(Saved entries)
——

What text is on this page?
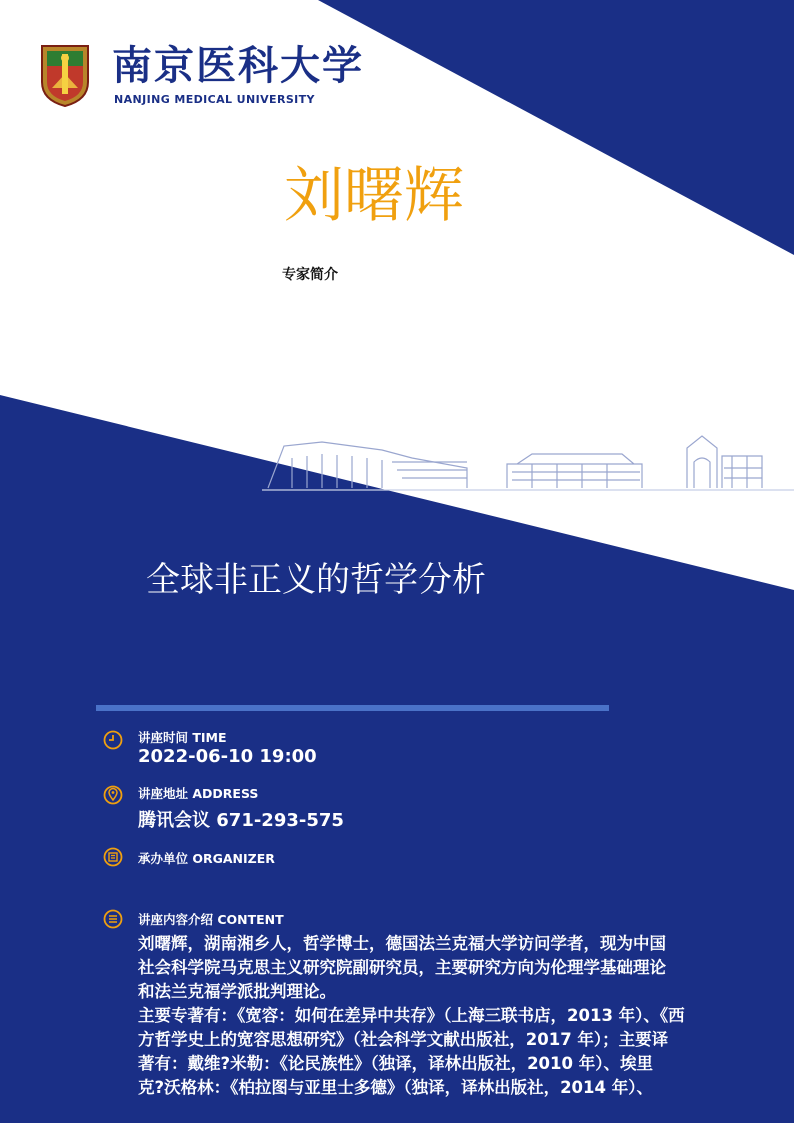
南京医科大学
NANJING MEDICAL UNIVERSITY
刘曙辉
专家简介
全球非正义的哲学分析
讲座时间 TIME
2022-06-10 19:00
讲座地址 ADDRESS
腾讯会议 671-293-575
承办单位 ORGANIZER
讲座内容介绍 CONTENT

刘曙辉，湖南湘乡人，哲学博士，德国法兰克福大学访问学者，现为中国

社会科学院马克思主义研究院副研究员，主要研究方向为伦理学基础理论

和法兰克福学派批判理论。

主要专著有：《宽容：如何在差异中共存》（上海三联书店，2013 年）、《西

方哲学史上的宽容思想研究》（社会科学文献出版社，2017 年）；主要译

著有：戴维?米勒：《论民族性》（独译，译林出版社，2010 年）、埃里

克?沃格林：《柏拉图与亚里士多德》（独译，译林出版社，2014 年）、
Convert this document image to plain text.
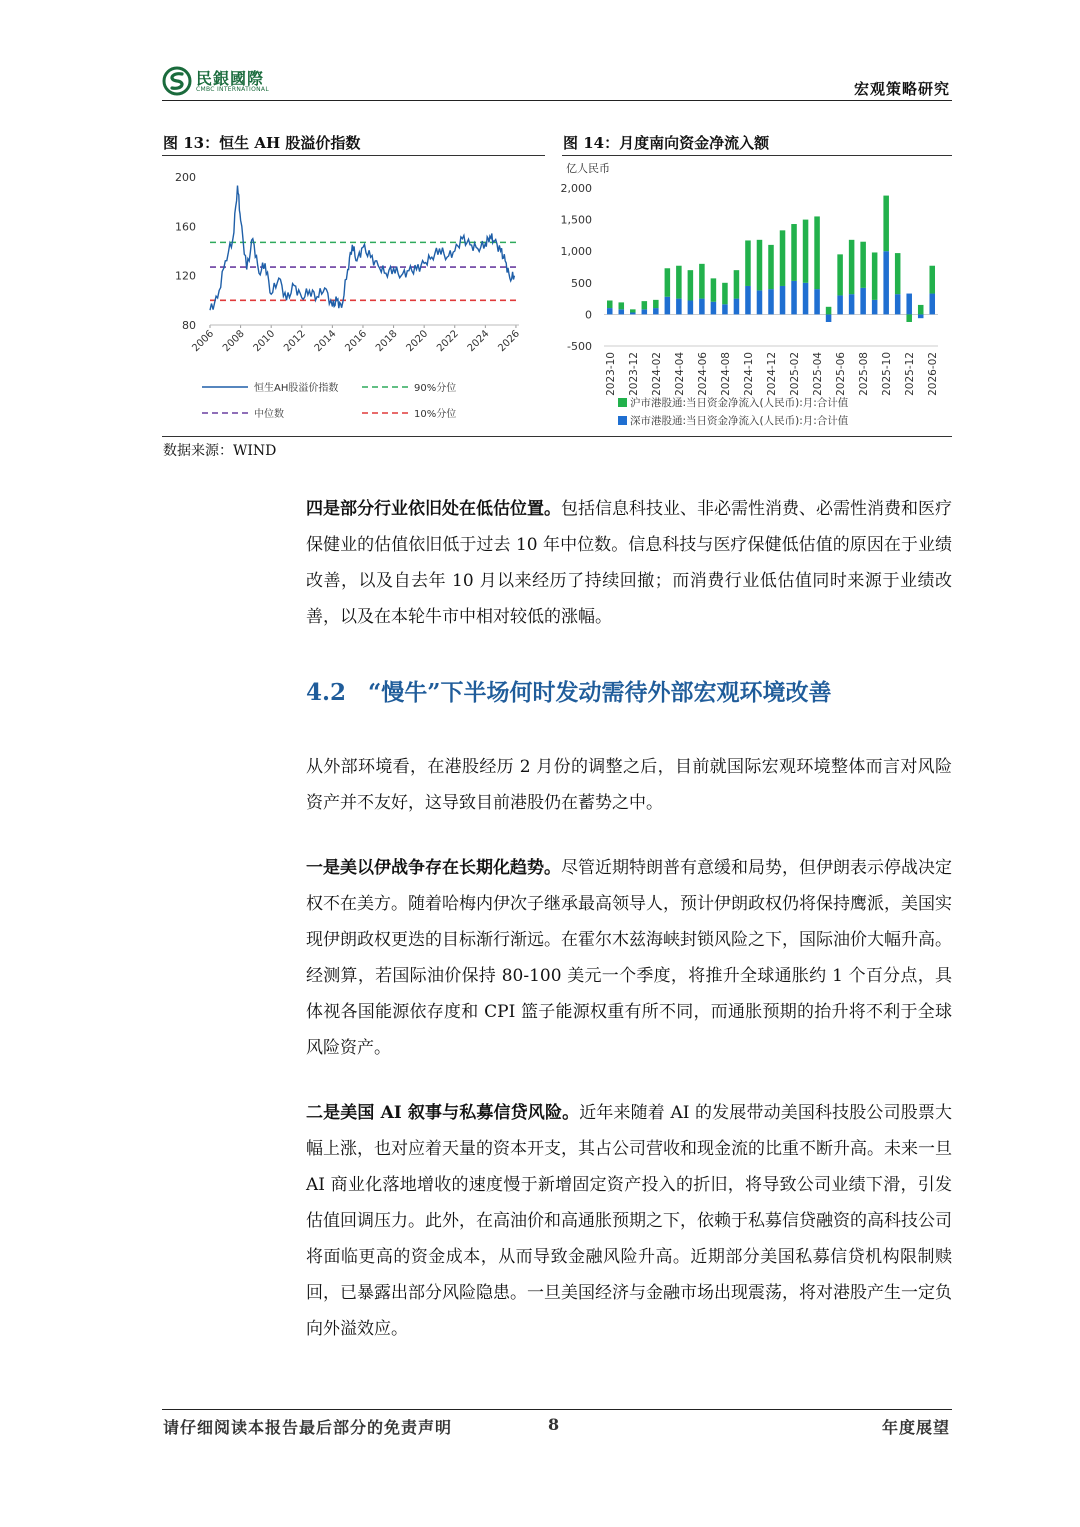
民銀國際
CMBC INTERNATIONAL	宏观策略研究
图 13：恒生 AH 股溢价指数	图 14：月度南向资金净流入额
200
160
120
80
2006 2008 2010 2012 2014 2016 2018 2020 2022 2024 2026
恒生AH股溢价指数	90%分位
中位数	10%分位
亿人民币
2,000
1,500
1,000
500
0
-500
2023-10 2023-12 2024-02 2024-04 2024-06 2024-08 2024-10 2024-12 2025-02 2025-04 2025-06 2025-08 2025-10 2025-12 2026-02
沪市港股通:当日资金净流入(人民币):月:合计值
深市港股通:当日资金净流入(人民币):月:合计值
数据来源：WIND

四是部分行业依旧处在低估位置。包括信息科技业、非必需性消费、必需性消费和医疗保健业的估值依旧低于过去 10 年中位数。信息科技与医疗保健低估值的原因在于业绩改善，以及自去年 10 月以来经历了持续回撤；而消费行业低估值同时来源于业绩改善，以及在本轮牛市中相对较低的涨幅。

4.2 “慢牛”下半场何时发动需待外部宏观环境改善

从外部环境看，在港股经历 2 月份的调整之后，目前就国际宏观环境整体而言对风险资产并不友好，这导致目前港股仍在蓄势之中。

一是美以伊战争存在长期化趋势。尽管近期特朗普有意缓和局势，但伊朗表示停战决定权不在美方。随着哈梅内伊次子继承最高领导人，预计伊朗政权仍将保持鹰派，美国实现伊朗政权更迭的目标渐行渐远。在霍尔木兹海峡封锁风险之下，国际油价大幅升高。经测算，若国际油价保持 80-100 美元一个季度，将推升全球通胀约 1 个百分点，具体视各国能源依存度和 CPI 篮子能源权重有所不同，而通胀预期的抬升将不利于全球风险资产。

二是美国 AI 叙事与私募信贷风险。近年来随着 AI 的发展带动美国科技股公司股票大幅上涨，也对应着天量的资本开支，其占公司营收和现金流的比重不断升高。未来一旦 AI 商业化落地增收的速度慢于新增固定资产投入的折旧，将导致公司业绩下滑，引发估值回调压力。此外，在高油价和高通胀预期之下，依赖于私募信贷融资的高科技公司将面临更高的资金成本，从而导致金融风险升高。近期部分美国私募信贷机构限制赎回，已暴露出部分风险隐患。一旦美国经济与金融市场出现震荡，将对港股产生一定负向外溢效应。

请仔细阅读本报告最后部分的免责声明	8	年度展望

——

• [Task objective]: Omit the images and transcribe all of the records above word for word.

• [The answer]:
What text is on this page?
南京医科大学
NANJING MEDICAL UNIVERSITY
刘曙辉
专家简介
全球非正义的哲学分析
讲座时间 TIME
2022-06-10 19:00
讲座地址 ADDRESS
腾讯会议 671-293-575
承办单位 ORGANIZER
讲座内容介绍 CONTENT

刘曙辉，湖南湘乡人，哲学博士，德国法兰克福大学访问学者，现为中国

社会科学院马克思主义研究院副研究员，主要研究方向为伦理学基础理论

和法兰克福学派批判理论。

主要专著有：《宽容：如何在差异中共存》（上海三联书店，2013 年）、《西

方哲学史上的宽容思想研究》（社会科学文献出版社，2017 年）；主要译

著有：戴维?米勒：《论民族性》（独译，译林出版社，2010 年）、埃里

克?沃格林：《柏拉图与亚里士多德》（独译，译林出版社，2014 年）、
Convert this document image to plain text.
民銀國際
CMBC INTERNATIONAL	宏观策略研究
图 13：恒生 AH 股溢价指数	图 14：月度南向资金净流入额
200
160
120
80
2006 2008 2010 2012 2014 2016 2018 2020 2022 2024 2026
恒生AH股溢价指数	90%分位
中位数	10%分位
亿人民币
2,000
1,500
1,000
500
0
-500
2023-10 2023-12 2024-02 2024-04 2024-06 2024-08 2024-10 2024-12 2025-02 2025-04 2025-06 2025-08 2025-10 2025-12 2026-02
沪市港股通:当日资金净流入(人民币):月:合计值
深市港股通:当日资金净流入(人民币):月:合计值
数据来源：WIND

四是部分行业依旧处在低估位置。包括信息科技业、非必需性消费、必需性消费和医疗保健业的估值依旧低于过去 10 年中位数。信息科技与医疗保健低估值的原因在于业绩改善，以及自去年 10 月以来经历了持续回撤；而消费行业低估值同时来源于业绩改善，以及在本轮牛市中相对较低的涨幅。

4.2 “慢牛”下半场何时发动需待外部宏观环境改善

从外部环境看，在港股经历 2 月份的调整之后，目前就国际宏观环境整体而言对风险资产并不友好，这导致目前港股仍在蓄势之中。

一是美以伊战争存在长期化趋势。尽管近期特朗普有意缓和局势，但伊朗表示停战决定权不在美方。随着哈梅内伊次子继承最高领导人，预计伊朗政权仍将保持鹰派，美国实现伊朗政权更迭的目标渐行渐远。在霍尔木兹海峡封锁风险之下，国际油价大幅升高。经测算，若国际油价保持 80-100 美元一个季度，将推升全球通胀约 1 个百分点，具体视各国能源依存度和 CPI 篮子能源权重有所不同，而通胀预期的抬升将不利于全球风险资产。

二是美国 AI 叙事与私募信贷风险。近年来随着 AI 的发展带动美国科技股公司股票大幅上涨，也对应着天量的资本开支，其占公司营收和现金流的比重不断升高。未来一旦 AI 商业化落地增收的速度慢于新增固定资产投入的折旧，将导致公司业绩下滑，引发估值回调压力。此外，在高油价和高通胀预期之下，依赖于私募信贷融资的高科技公司将面临更高的资金成本，从而导致金融风险升高。近期部分美国私募信贷机构限制赎回，已暴露出部分风险隐患。一旦美国经济与金融市场出现震荡，将对港股产生一定负向外溢效应。

请仔细阅读本报告最后部分的免责声明	8	年度展望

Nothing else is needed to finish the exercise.